Work to be completed:
Look below for the line that contains "Transcribe this image's", then copy it and each following line to the end of the records, minus any pictures.

-*-

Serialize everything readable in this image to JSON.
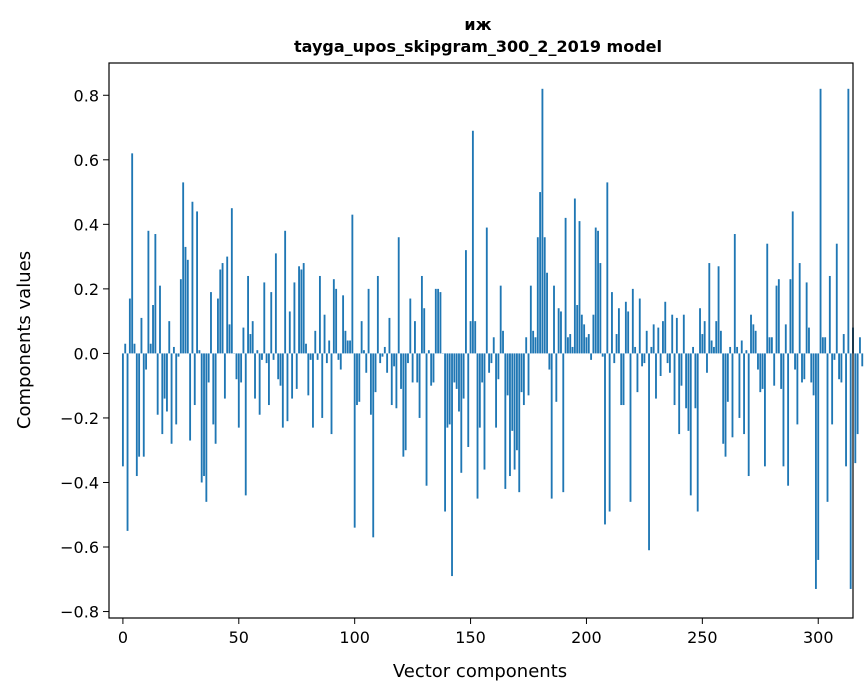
{
  "chart_data": {
    "type": "bar",
    "title": "иж",
    "subtitle": "tayga_upos_skipgram_300_2_2019 model",
    "xlabel": "Vector components",
    "ylabel": "Components values",
    "xlim": [
      -6,
      315
    ],
    "ylim": [
      -0.82,
      0.9
    ],
    "xticks": [
      0,
      50,
      100,
      150,
      200,
      250,
      300
    ],
    "yticks": [
      -0.8,
      -0.6,
      -0.4,
      -0.2,
      0.0,
      0.2,
      0.4,
      0.6,
      0.8
    ],
    "ytick_labels": [
      "−0.8",
      "−0.6",
      "−0.4",
      "−0.2",
      "0.0",
      "0.2",
      "0.4",
      "0.6",
      "0.8"
    ],
    "bar_color": "#1f77b4",
    "values": [
      -0.35,
      0.03,
      -0.55,
      0.17,
      0.62,
      0.03,
      -0.38,
      -0.32,
      0.11,
      -0.32,
      -0.05,
      0.38,
      0.03,
      0.15,
      0.37,
      -0.19,
      0.21,
      -0.25,
      -0.14,
      -0.18,
      0.1,
      -0.28,
      0.02,
      -0.22,
      -0.01,
      0.23,
      0.53,
      0.33,
      0.29,
      -0.27,
      0.47,
      -0.16,
      0.44,
      0.01,
      -0.4,
      -0.38,
      -0.46,
      -0.09,
      0.19,
      -0.22,
      -0.28,
      0.17,
      0.26,
      0.28,
      -0.14,
      0.3,
      0.09,
      0.45,
      0.0,
      -0.08,
      -0.23,
      -0.09,
      0.08,
      -0.44,
      0.24,
      0.06,
      0.1,
      -0.14,
      0.01,
      -0.19,
      -0.02,
      0.22,
      -0.03,
      -0.16,
      0.19,
      -0.02,
      0.31,
      -0.08,
      -0.1,
      -0.23,
      0.38,
      -0.21,
      0.13,
      -0.14,
      0.22,
      -0.11,
      0.27,
      0.26,
      0.28,
      0.03,
      -0.13,
      -0.02,
      -0.23,
      0.07,
      -0.02,
      0.24,
      -0.2,
      0.12,
      -0.03,
      0.04,
      -0.25,
      0.23,
      0.2,
      -0.02,
      -0.05,
      0.18,
      0.07,
      0.04,
      0.04,
      0.43,
      -0.54,
      -0.16,
      -0.15,
      0.1,
      0.01,
      -0.06,
      0.2,
      -0.19,
      -0.57,
      -0.12,
      0.24,
      -0.03,
      -0.01,
      0.02,
      -0.06,
      0.11,
      -0.16,
      -0.04,
      -0.17,
      0.36,
      -0.11,
      -0.32,
      -0.3,
      -0.03,
      0.17,
      -0.09,
      0.1,
      -0.09,
      -0.2,
      0.24,
      0.14,
      -0.41,
      0.01,
      -0.1,
      -0.09,
      0.2,
      0.2,
      0.19,
      0.0,
      -0.49,
      -0.23,
      -0.22,
      -0.69,
      -0.09,
      -0.11,
      -0.18,
      -0.37,
      -0.14,
      0.32,
      -0.29,
      0.1,
      0.69,
      0.1,
      -0.45,
      -0.23,
      -0.09,
      -0.36,
      0.39,
      -0.06,
      -0.03,
      0.05,
      -0.23,
      -0.08,
      0.21,
      0.07,
      -0.42,
      -0.13,
      -0.38,
      -0.24,
      -0.36,
      -0.3,
      -0.43,
      -0.12,
      -0.16,
      0.05,
      -0.13,
      0.21,
      0.07,
      0.05,
      0.36,
      0.5,
      0.82,
      0.36,
      0.25,
      -0.05,
      -0.45,
      0.21,
      -0.15,
      0.14,
      0.13,
      -0.43,
      0.42,
      0.05,
      0.06,
      0.02,
      0.48,
      0.15,
      0.41,
      0.12,
      0.09,
      0.05,
      0.06,
      -0.02,
      0.12,
      0.39,
      0.38,
      0.28,
      -0.01,
      -0.53,
      0.53,
      -0.49,
      0.19,
      -0.03,
      0.06,
      0.14,
      -0.16,
      -0.16,
      0.16,
      0.13,
      -0.46,
      0.2,
      0.02,
      -0.12,
      0.17,
      -0.04,
      -0.03,
      0.07,
      -0.61,
      0.02,
      0.09,
      -0.14,
      0.08,
      -0.07,
      0.1,
      0.16,
      -0.03,
      -0.06,
      0.12,
      -0.16,
      0.11,
      -0.25,
      -0.1,
      0.12,
      -0.17,
      -0.24,
      -0.44,
      0.02,
      -0.17,
      -0.49,
      0.14,
      0.06,
      0.1,
      -0.06,
      0.28,
      0.04,
      0.02,
      0.1,
      0.27,
      0.07,
      -0.28,
      -0.32,
      -0.15,
      0.02,
      -0.26,
      0.37,
      0.02,
      -0.2,
      0.04,
      -0.25,
      0.01,
      -0.38,
      0.12,
      0.09,
      0.07,
      -0.05,
      -0.12,
      -0.11,
      -0.35,
      0.34,
      0.05,
      0.05,
      -0.1,
      0.21,
      0.23,
      -0.11,
      -0.35,
      0.09,
      -0.41,
      0.23,
      0.44,
      -0.05,
      -0.22,
      0.28,
      -0.09,
      -0.08,
      0.22,
      0.08,
      -0.09,
      -0.13,
      -0.73,
      -0.64,
      0.82,
      0.05,
      0.05,
      -0.46,
      0.24,
      -0.22,
      -0.02,
      0.34,
      -0.08,
      -0.09,
      0.06,
      -0.35,
      0.82,
      -0.73,
      0.08,
      -0.34,
      -0.25,
      0.05,
      -0.04
    ]
  }
}
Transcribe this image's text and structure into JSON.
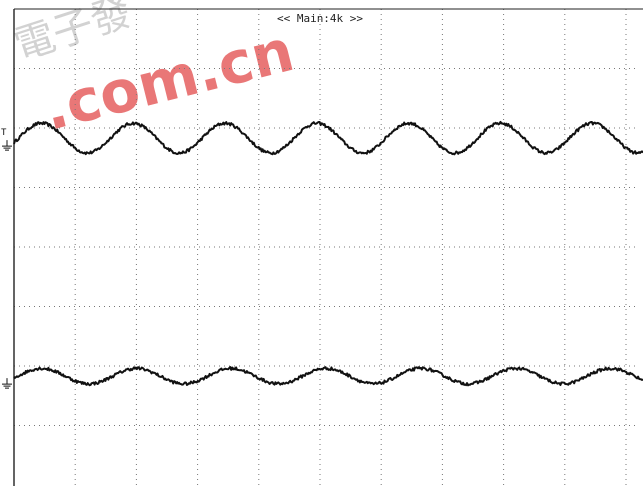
{
  "header": {
    "timebase_label": "<< Main:4k >>"
  },
  "watermark": {
    "text": ".com.cn",
    "cn_text": "電子發"
  },
  "colors": {
    "background": "#ffffff",
    "grid": "#777777",
    "trace": "#111111",
    "watermark": "#e24a4a"
  },
  "chart_data": {
    "type": "line",
    "title": "",
    "xlabel": "",
    "ylabel": "",
    "grid": true,
    "x_divisions": 10,
    "y_divisions": 8,
    "xlim": [
      0,
      10
    ],
    "ylim": [
      -4,
      4
    ],
    "series": [
      {
        "channel_marker": "T",
        "offset_div": 1.83,
        "amplitude_div": 0.25,
        "period_div": 1.5,
        "phase_div": 0.45,
        "noise": true
      },
      {
        "channel_marker": "",
        "offset_div": -2.17,
        "amplitude_div": 0.13,
        "period_div": 1.55,
        "phase_div": 0.45,
        "noise": true
      }
    ]
  }
}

-*-

Result below:
Transcribe this image's text and structure into JSON.
{
  "header": {
    "timebase_label": "<< Main:4k >>"
  },
  "watermark": {
    "text": ".com.cn",
    "cn_text": "電子發"
  },
  "colors": {
    "background": "#ffffff",
    "grid": "#777777",
    "trace": "#111111",
    "watermark": "#e24a4a"
  },
  "chart_data": {
    "type": "line",
    "title": "",
    "xlabel": "",
    "ylabel": "",
    "grid": true,
    "x_divisions": 10,
    "y_divisions": 8,
    "xlim": [
      0,
      10
    ],
    "ylim": [
      -4,
      4
    ],
    "series": [
      {
        "channel_marker": "T",
        "offset_div": 1.83,
        "amplitude_div": 0.25,
        "period_div": 1.5,
        "phase_div": 0.45,
        "noise": true
      },
      {
        "channel_marker": "",
        "offset_div": -2.17,
        "amplitude_div": 0.13,
        "period_div": 1.55,
        "phase_div": 0.45,
        "noise": true
      }
    ]
  }
}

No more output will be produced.